Gather every line below that contains the string "softonic". Case counts.

— BEGIN Given information —

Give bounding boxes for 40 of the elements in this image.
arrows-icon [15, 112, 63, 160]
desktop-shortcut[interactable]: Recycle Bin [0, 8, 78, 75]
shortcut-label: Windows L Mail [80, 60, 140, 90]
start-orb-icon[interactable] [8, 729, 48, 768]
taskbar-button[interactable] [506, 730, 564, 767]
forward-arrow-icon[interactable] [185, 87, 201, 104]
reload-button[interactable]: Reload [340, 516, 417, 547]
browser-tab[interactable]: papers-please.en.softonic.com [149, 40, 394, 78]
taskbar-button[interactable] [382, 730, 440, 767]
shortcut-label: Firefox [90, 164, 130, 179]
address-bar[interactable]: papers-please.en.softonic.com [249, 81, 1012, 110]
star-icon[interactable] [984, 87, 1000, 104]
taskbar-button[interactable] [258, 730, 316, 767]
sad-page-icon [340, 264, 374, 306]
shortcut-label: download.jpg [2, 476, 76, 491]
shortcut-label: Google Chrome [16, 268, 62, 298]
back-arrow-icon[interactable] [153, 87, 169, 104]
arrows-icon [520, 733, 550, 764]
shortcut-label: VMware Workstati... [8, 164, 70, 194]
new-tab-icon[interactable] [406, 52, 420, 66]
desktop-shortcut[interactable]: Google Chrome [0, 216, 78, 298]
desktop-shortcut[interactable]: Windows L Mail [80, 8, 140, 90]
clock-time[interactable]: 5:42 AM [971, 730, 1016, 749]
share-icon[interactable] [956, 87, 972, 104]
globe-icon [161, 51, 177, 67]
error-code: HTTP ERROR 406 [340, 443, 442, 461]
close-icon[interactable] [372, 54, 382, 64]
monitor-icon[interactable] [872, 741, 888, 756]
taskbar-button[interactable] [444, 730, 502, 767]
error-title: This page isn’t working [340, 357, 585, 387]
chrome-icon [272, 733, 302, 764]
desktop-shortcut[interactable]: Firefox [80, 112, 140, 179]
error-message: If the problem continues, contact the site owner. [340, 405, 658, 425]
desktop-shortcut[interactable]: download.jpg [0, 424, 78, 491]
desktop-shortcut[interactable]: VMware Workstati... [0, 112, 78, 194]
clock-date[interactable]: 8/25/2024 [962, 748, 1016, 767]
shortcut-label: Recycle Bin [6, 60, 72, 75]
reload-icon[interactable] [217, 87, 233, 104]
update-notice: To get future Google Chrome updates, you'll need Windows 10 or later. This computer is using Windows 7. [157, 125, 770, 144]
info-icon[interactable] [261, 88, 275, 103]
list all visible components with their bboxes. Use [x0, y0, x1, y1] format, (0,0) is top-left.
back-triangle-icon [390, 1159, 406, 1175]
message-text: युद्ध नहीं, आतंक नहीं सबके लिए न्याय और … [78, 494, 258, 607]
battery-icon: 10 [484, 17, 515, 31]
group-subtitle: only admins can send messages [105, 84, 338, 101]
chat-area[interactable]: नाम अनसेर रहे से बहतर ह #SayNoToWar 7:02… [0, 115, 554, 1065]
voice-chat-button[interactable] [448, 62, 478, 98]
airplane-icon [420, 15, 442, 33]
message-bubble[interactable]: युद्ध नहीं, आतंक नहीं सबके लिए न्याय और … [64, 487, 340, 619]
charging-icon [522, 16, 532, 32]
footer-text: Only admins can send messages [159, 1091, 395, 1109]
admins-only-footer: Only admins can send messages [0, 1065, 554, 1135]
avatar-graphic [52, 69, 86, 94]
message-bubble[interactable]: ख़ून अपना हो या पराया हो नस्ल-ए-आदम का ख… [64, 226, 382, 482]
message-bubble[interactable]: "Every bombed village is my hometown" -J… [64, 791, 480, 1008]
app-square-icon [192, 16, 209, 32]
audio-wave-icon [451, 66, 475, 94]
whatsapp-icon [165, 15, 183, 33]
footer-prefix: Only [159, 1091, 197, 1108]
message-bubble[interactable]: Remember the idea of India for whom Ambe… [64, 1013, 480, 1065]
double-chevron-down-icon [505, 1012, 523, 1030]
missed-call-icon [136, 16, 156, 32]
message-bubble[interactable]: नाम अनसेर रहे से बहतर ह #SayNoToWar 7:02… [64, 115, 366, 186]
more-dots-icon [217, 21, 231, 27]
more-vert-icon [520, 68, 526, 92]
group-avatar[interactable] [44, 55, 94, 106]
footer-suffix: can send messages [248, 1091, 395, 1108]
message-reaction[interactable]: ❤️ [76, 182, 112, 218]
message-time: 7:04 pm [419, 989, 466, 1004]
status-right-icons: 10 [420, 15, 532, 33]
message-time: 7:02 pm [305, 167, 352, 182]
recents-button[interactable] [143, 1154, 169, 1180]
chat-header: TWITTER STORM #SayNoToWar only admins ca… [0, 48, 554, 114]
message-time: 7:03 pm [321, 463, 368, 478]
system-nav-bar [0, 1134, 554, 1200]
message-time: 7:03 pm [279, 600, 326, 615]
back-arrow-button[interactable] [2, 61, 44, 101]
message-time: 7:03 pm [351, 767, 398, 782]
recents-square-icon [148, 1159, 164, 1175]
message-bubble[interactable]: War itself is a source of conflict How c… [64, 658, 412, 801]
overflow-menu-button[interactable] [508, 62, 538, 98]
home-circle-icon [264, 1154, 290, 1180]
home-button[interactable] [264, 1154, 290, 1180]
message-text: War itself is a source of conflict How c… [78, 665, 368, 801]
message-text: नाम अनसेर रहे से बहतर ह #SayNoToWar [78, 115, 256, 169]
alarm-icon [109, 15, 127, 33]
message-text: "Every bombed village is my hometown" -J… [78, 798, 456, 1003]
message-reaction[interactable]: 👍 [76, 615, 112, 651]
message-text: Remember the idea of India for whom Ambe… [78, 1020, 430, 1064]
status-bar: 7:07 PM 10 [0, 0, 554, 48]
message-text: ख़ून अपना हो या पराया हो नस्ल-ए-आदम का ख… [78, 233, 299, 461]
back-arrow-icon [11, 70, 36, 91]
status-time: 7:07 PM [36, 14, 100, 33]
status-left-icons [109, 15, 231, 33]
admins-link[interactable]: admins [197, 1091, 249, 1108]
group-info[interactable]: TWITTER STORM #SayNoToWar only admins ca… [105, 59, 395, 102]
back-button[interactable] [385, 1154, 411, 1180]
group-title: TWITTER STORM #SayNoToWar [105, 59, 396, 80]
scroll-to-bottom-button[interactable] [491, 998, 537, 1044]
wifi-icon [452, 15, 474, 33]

— END Given information —

■ Correct output ■
browser-tab[interactable]: papers-please.en.softonic.com [149, 40, 394, 78]
address-bar[interactable]: papers-please.en.softonic.com [249, 81, 1012, 110]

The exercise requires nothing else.